— Begin RECORDS SUPPLIED —
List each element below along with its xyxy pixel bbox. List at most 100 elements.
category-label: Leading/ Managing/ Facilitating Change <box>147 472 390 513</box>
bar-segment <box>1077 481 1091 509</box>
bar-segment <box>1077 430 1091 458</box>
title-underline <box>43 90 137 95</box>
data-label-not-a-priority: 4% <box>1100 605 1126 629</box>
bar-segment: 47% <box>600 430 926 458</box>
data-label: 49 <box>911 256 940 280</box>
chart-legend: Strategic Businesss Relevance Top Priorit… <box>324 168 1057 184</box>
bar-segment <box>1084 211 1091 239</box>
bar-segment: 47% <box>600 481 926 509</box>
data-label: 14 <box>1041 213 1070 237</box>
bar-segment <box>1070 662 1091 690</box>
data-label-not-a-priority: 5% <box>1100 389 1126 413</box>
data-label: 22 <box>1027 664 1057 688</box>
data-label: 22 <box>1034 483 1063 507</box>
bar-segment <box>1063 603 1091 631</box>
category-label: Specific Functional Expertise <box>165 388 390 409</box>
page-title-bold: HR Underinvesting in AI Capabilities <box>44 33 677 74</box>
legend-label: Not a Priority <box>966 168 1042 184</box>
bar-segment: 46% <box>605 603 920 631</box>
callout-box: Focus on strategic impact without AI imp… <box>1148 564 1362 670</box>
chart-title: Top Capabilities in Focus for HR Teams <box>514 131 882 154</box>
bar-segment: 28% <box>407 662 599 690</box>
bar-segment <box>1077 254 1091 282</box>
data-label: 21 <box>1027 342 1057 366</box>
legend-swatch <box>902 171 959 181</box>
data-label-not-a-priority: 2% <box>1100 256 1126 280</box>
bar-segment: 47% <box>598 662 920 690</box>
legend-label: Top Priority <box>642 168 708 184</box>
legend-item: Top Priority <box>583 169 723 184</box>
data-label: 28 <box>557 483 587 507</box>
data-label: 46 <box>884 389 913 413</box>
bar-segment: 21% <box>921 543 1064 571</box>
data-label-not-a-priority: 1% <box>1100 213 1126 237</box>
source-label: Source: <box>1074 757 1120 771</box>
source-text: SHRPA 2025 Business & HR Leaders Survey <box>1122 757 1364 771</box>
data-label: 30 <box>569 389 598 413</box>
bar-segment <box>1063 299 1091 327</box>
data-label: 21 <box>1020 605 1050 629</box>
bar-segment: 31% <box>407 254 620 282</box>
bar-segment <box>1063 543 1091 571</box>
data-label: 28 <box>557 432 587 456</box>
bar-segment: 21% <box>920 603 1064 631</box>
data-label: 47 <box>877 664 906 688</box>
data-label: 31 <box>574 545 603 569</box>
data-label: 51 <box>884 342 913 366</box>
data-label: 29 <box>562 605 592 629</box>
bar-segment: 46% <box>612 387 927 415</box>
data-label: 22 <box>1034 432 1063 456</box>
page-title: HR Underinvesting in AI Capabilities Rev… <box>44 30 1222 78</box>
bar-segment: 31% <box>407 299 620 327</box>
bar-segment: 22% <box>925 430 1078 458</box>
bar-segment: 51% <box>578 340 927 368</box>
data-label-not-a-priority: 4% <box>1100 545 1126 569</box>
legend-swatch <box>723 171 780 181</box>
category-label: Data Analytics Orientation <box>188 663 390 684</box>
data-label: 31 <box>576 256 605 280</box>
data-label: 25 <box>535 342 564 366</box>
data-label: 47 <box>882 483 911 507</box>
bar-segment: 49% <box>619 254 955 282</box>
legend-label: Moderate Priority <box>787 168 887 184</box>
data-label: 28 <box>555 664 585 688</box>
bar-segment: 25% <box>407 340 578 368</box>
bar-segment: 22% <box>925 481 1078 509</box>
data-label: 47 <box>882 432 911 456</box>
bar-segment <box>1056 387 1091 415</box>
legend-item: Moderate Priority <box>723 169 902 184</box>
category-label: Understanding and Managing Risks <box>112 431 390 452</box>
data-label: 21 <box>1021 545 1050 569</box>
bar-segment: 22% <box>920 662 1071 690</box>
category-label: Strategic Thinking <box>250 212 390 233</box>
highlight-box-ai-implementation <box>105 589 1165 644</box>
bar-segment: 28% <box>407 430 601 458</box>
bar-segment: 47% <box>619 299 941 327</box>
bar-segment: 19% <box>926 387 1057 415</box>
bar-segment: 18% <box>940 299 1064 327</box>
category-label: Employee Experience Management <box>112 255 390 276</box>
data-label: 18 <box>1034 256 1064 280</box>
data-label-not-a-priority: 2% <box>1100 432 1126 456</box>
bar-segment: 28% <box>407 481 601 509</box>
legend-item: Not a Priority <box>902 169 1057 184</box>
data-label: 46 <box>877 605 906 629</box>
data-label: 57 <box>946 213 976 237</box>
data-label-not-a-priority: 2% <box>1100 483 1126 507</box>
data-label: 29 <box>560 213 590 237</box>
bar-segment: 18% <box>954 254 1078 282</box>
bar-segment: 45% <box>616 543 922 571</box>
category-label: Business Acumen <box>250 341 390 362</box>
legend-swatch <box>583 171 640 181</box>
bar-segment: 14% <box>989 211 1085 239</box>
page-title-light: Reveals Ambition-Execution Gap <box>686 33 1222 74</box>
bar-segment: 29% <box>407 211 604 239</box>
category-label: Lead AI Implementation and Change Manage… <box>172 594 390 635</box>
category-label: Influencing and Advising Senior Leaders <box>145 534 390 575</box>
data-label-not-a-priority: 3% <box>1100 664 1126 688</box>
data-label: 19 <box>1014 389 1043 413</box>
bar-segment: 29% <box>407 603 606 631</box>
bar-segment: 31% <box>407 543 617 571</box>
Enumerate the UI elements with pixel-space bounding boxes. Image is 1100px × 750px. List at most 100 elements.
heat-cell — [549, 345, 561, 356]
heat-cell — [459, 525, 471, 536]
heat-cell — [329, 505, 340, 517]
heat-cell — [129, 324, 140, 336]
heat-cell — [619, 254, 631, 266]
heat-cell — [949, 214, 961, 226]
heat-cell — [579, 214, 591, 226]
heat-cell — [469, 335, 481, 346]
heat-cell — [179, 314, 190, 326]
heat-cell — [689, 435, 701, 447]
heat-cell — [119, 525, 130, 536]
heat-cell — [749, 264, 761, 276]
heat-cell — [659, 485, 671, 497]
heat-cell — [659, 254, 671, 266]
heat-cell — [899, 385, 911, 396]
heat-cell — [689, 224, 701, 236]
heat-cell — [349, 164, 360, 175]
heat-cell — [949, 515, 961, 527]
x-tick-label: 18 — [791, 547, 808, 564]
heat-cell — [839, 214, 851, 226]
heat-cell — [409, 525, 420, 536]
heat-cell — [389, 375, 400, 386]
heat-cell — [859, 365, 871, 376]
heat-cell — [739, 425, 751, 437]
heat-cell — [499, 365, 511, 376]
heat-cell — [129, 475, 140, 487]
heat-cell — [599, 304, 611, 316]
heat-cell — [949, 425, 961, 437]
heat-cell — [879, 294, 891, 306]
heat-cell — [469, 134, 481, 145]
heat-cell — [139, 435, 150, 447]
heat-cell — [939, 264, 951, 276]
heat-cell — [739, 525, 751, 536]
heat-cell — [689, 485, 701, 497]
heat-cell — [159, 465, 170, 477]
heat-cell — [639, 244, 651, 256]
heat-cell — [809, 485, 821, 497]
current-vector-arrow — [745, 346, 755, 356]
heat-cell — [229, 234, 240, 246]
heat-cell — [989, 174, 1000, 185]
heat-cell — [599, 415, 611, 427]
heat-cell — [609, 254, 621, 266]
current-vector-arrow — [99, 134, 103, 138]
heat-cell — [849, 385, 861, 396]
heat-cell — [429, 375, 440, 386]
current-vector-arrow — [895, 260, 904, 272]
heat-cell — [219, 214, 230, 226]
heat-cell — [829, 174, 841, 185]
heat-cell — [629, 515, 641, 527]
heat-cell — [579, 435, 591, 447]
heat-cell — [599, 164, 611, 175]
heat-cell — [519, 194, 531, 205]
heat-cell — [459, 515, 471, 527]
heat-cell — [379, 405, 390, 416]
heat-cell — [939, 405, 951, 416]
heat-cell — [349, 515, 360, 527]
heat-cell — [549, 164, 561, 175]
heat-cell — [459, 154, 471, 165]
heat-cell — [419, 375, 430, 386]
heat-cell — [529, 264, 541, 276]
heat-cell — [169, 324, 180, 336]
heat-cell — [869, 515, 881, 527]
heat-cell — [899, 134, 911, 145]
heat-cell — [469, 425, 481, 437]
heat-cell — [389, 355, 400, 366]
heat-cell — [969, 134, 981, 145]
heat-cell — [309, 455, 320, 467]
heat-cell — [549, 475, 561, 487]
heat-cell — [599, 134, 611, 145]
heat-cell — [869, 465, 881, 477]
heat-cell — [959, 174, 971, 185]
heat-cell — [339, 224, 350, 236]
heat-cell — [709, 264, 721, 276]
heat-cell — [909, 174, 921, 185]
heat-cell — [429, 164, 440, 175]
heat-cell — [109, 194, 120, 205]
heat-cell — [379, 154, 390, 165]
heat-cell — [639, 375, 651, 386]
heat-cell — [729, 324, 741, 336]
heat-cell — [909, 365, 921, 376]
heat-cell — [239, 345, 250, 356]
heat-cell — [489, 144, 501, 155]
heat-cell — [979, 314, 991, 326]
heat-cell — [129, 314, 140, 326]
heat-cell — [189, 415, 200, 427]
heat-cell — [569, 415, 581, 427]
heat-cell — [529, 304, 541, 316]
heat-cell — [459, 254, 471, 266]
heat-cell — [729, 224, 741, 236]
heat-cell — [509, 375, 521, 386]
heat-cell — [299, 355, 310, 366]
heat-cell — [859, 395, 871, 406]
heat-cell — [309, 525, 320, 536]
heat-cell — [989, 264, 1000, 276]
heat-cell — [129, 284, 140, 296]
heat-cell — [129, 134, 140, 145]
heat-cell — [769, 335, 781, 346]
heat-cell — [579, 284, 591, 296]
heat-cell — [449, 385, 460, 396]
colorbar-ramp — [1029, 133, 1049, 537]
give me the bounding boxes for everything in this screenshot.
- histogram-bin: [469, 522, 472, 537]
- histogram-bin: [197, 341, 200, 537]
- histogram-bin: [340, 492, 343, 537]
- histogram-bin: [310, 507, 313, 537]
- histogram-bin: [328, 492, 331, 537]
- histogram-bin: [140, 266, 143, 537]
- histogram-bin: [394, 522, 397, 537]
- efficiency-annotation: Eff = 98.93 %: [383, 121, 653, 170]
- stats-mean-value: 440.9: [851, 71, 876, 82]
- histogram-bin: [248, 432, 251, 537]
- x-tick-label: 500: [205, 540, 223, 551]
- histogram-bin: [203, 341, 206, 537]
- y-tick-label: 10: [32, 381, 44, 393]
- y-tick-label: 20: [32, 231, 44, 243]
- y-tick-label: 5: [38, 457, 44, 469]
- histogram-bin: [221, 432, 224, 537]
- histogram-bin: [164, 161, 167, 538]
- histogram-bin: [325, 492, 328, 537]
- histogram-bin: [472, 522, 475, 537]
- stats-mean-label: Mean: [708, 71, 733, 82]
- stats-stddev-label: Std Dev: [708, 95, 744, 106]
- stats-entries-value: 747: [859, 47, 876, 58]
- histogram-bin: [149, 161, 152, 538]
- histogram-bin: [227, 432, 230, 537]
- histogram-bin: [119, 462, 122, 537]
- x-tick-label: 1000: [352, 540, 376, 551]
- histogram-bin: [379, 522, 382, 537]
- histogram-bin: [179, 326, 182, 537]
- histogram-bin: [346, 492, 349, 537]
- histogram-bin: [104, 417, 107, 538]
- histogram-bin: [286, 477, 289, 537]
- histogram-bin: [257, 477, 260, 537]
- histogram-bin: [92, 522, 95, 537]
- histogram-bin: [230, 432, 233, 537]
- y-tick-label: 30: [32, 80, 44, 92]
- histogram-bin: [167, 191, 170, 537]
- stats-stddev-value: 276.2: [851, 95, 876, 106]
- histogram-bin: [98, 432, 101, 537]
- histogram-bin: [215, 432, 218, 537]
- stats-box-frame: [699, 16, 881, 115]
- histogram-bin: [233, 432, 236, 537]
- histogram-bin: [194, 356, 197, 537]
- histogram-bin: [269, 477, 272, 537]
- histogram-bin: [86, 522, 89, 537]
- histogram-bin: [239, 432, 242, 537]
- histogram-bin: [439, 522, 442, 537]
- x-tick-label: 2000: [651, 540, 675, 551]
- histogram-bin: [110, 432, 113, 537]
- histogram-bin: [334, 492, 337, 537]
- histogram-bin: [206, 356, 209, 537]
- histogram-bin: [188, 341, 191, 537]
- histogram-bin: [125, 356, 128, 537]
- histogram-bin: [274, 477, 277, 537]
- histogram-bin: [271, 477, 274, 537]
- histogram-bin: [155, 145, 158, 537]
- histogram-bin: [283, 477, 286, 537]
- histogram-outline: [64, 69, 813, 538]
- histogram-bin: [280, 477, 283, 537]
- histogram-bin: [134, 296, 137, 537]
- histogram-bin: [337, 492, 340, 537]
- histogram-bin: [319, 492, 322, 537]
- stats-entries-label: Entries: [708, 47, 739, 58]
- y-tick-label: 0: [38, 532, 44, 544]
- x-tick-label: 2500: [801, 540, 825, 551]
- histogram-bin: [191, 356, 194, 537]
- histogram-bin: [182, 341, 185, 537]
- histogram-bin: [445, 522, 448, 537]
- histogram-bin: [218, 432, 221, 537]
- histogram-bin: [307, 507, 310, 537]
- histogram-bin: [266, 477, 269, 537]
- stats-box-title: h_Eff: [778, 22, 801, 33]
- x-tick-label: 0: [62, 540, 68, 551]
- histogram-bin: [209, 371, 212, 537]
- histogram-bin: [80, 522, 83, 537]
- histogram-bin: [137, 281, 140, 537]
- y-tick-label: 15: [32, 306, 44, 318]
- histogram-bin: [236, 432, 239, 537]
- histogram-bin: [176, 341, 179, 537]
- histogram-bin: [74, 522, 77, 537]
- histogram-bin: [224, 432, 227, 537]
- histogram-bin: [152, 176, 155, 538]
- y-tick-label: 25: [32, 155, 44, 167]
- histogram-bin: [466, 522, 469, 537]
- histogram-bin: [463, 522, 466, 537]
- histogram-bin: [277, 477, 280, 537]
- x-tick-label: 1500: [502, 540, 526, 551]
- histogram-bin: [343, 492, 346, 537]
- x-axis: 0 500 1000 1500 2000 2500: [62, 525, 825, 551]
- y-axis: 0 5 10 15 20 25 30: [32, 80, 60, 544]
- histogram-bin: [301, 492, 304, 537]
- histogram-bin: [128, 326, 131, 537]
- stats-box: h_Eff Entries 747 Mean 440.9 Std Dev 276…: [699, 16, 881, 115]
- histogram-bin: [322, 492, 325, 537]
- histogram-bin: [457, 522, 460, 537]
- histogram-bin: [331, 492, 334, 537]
— End RECORDS SUPPLIED —
CHALLENGE »
Edit the entries from the first line through the line containing "page-title-bold: HR Underinvesting", changing every "bar-segment" to "bar-section" and leaving everything else the same.

EXERCISE SOLUTION »
List each element below along with its xyxy pixel bbox. List at most 100 elements.
category-label: Leading/ Managing/ Facilitating Change <box>147 472 390 513</box>
bar-section <box>1077 481 1091 509</box>
bar-section <box>1077 430 1091 458</box>
title-underline <box>43 90 137 95</box>
data-label-not-a-priority: 4% <box>1100 605 1126 629</box>
bar-section: 47% <box>600 430 926 458</box>
data-label: 49 <box>911 256 940 280</box>
chart-legend: Strategic Businesss Relevance Top Priorit… <box>324 168 1057 184</box>
bar-section <box>1084 211 1091 239</box>
bar-section: 47% <box>600 481 926 509</box>
data-label: 14 <box>1041 213 1070 237</box>
bar-section <box>1070 662 1091 690</box>
data-label-not-a-priority: 5% <box>1100 389 1126 413</box>
data-label: 22 <box>1027 664 1057 688</box>
data-label: 22 <box>1034 483 1063 507</box>
bar-section <box>1063 603 1091 631</box>
category-label: Specific Functional Expertise <box>165 388 390 409</box>
page-title-bold: HR Underinvesting in AI Capabilities <box>44 33 677 74</box>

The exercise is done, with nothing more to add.